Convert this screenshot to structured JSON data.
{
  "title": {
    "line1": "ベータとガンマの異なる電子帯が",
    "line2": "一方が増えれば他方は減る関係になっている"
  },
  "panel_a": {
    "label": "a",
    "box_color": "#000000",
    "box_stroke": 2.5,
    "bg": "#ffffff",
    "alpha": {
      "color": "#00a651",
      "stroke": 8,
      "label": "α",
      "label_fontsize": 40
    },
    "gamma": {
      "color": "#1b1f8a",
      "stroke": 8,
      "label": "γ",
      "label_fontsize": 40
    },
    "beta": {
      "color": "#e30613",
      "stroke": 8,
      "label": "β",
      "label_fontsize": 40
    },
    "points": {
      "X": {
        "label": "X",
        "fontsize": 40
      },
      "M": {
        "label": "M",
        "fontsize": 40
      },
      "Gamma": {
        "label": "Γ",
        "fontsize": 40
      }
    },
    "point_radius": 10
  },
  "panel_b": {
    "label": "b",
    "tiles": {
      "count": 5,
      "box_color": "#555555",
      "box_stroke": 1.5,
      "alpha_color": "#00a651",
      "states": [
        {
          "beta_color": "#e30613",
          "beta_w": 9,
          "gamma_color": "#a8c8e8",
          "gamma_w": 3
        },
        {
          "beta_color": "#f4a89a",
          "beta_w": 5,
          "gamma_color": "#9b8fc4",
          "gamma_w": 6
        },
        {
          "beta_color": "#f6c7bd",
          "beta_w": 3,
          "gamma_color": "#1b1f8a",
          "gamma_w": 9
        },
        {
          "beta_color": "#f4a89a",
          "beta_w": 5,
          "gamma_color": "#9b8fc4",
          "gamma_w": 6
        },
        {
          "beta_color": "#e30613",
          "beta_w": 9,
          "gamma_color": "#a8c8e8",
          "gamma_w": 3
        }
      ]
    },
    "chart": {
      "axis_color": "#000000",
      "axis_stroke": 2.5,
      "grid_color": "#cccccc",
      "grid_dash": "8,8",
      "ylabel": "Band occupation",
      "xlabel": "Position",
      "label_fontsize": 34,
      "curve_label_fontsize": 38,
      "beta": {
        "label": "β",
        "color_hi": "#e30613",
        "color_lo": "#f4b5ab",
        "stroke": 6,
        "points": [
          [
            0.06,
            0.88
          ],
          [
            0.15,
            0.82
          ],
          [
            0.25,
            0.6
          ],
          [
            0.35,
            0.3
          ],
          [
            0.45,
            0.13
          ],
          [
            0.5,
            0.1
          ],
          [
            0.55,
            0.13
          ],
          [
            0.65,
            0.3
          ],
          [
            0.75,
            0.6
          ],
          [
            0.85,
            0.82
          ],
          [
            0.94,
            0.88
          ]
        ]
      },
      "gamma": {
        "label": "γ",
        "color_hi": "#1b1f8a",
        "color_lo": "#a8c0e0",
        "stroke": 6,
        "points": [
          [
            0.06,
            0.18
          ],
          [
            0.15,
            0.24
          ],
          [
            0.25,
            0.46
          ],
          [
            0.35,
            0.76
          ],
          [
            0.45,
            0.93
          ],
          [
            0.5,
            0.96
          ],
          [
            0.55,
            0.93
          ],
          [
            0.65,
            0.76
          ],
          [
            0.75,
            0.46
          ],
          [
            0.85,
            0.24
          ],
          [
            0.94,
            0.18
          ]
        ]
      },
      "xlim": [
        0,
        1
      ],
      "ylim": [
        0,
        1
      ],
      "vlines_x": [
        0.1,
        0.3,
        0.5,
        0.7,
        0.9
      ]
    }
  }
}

Short problem
Please reproduce the entire listing, exactly as shown.

Complete output
Convert this screenshot to structured JSON data.
{
  "title": {
    "line1": "ベータとガンマの異なる電子帯が",
    "line2": "一方が増えれば他方は減る関係になっている"
  },
  "panel_a": {
    "label": "a",
    "box_color": "#000000",
    "box_stroke": 2.5,
    "bg": "#ffffff",
    "alpha": {
      "color": "#00a651",
      "stroke": 8,
      "label": "α",
      "label_fontsize": 40
    },
    "gamma": {
      "color": "#1b1f8a",
      "stroke": 8,
      "label": "γ",
      "label_fontsize": 40
    },
    "beta": {
      "color": "#e30613",
      "stroke": 8,
      "label": "β",
      "label_fontsize": 40
    },
    "points": {
      "X": {
        "label": "X",
        "fontsize": 40
      },
      "M": {
        "label": "M",
        "fontsize": 40
      },
      "Gamma": {
        "label": "Γ",
        "fontsize": 40
      }
    },
    "point_radius": 10
  },
  "panel_b": {
    "label": "b",
    "tiles": {
      "count": 5,
      "box_color": "#555555",
      "box_stroke": 1.5,
      "alpha_color": "#00a651",
      "states": [
        {
          "beta_color": "#e30613",
          "beta_w": 9,
          "gamma_color": "#a8c8e8",
          "gamma_w": 3
        },
        {
          "beta_color": "#f4a89a",
          "beta_w": 5,
          "gamma_color": "#9b8fc4",
          "gamma_w": 6
        },
        {
          "beta_color": "#f6c7bd",
          "beta_w": 3,
          "gamma_color": "#1b1f8a",
          "gamma_w": 9
        },
        {
          "beta_color": "#f4a89a",
          "beta_w": 5,
          "gamma_color": "#9b8fc4",
          "gamma_w": 6
        },
        {
          "beta_color": "#e30613",
          "beta_w": 9,
          "gamma_color": "#a8c8e8",
          "gamma_w": 3
        }
      ]
    },
    "chart": {
      "axis_color": "#000000",
      "axis_stroke": 2.5,
      "grid_color": "#cccccc",
      "grid_dash": "8,8",
      "ylabel": "Band occupation",
      "xlabel": "Position",
      "label_fontsize": 34,
      "curve_label_fontsize": 38,
      "beta": {
        "label": "β",
        "color_hi": "#e30613",
        "color_lo": "#f4b5ab",
        "stroke": 6,
        "points": [
          [
            0.06,
            0.88
          ],
          [
            0.15,
            0.82
          ],
          [
            0.25,
            0.6
          ],
          [
            0.35,
            0.3
          ],
          [
            0.45,
            0.13
          ],
          [
            0.5,
            0.1
          ],
          [
            0.55,
            0.13
          ],
          [
            0.65,
            0.3
          ],
          [
            0.75,
            0.6
          ],
          [
            0.85,
            0.82
          ],
          [
            0.94,
            0.88
          ]
        ]
      },
      "gamma": {
        "label": "γ",
        "color_hi": "#1b1f8a",
        "color_lo": "#a8c0e0",
        "stroke": 6,
        "points": [
          [
            0.06,
            0.18
          ],
          [
            0.15,
            0.24
          ],
          [
            0.25,
            0.46
          ],
          [
            0.35,
            0.76
          ],
          [
            0.45,
            0.93
          ],
          [
            0.5,
            0.96
          ],
          [
            0.55,
            0.93
          ],
          [
            0.65,
            0.76
          ],
          [
            0.75,
            0.46
          ],
          [
            0.85,
            0.24
          ],
          [
            0.94,
            0.18
          ]
        ]
      },
      "xlim": [
        0,
        1
      ],
      "ylim": [
        0,
        1
      ],
      "vlines_x": [
        0.1,
        0.3,
        0.5,
        0.7,
        0.9
      ]
    }
  }
}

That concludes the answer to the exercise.